Start

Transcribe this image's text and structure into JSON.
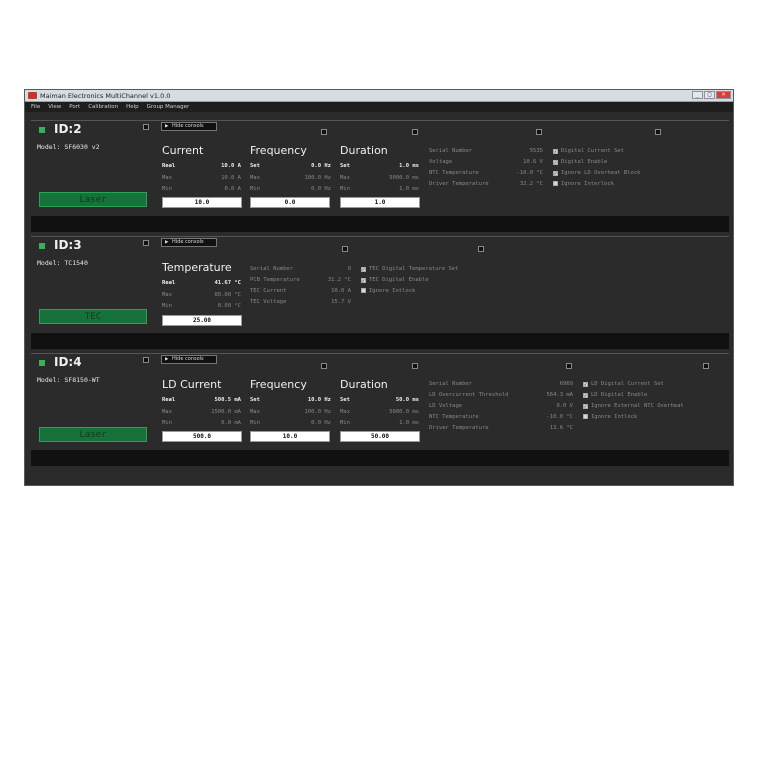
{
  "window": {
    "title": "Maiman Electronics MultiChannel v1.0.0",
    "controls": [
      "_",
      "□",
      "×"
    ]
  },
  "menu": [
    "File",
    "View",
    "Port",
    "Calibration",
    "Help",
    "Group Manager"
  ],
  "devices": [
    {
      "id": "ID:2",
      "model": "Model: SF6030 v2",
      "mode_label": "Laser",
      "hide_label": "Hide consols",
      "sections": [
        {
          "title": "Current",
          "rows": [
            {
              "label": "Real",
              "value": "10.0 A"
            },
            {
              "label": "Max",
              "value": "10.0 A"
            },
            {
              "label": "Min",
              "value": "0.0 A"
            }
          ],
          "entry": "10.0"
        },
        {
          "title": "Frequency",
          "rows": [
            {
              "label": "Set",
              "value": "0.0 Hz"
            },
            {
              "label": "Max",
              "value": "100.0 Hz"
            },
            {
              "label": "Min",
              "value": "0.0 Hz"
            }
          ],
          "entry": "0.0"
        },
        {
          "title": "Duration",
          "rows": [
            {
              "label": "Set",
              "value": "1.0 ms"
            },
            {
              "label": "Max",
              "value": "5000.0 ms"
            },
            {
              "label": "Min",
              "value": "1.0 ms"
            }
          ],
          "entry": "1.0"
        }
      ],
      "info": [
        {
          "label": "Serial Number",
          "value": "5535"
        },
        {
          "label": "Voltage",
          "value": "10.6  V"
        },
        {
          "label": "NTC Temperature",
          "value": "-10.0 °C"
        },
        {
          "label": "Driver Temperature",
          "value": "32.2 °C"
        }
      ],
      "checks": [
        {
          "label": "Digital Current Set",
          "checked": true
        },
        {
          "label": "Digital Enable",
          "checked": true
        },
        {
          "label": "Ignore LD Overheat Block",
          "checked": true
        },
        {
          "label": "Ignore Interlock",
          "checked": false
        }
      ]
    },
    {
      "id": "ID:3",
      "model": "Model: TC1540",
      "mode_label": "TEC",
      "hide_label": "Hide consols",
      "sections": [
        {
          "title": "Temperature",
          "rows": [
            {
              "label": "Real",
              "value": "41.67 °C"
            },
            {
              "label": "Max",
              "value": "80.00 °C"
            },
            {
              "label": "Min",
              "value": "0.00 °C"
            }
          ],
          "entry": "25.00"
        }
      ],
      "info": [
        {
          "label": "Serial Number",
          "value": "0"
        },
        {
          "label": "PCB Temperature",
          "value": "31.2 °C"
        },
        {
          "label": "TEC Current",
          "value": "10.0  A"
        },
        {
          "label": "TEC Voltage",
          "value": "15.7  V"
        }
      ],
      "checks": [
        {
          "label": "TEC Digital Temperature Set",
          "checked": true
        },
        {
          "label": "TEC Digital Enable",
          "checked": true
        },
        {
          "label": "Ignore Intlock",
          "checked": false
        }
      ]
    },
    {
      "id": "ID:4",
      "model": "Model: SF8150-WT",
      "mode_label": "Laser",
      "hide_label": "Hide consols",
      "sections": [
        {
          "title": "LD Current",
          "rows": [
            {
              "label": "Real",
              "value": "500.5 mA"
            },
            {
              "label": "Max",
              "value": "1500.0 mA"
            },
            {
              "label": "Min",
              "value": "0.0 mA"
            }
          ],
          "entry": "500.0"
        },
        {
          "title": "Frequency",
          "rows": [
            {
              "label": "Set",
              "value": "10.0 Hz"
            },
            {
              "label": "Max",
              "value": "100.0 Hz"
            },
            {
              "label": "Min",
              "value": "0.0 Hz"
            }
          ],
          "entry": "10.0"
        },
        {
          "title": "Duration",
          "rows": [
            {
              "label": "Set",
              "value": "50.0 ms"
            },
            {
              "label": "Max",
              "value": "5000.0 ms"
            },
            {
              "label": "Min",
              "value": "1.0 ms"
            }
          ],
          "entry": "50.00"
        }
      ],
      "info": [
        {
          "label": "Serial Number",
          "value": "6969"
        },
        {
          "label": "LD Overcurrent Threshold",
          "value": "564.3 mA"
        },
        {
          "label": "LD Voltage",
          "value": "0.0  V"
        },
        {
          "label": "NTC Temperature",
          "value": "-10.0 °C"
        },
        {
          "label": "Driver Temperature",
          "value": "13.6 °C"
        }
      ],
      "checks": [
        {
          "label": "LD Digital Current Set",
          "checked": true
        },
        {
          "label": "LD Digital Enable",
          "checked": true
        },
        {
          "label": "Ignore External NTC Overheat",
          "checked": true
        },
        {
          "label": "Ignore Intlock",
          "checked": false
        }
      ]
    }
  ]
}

End

What is being asked: How many of these lines contain "Enable"? Write only the number.

Expected output: 3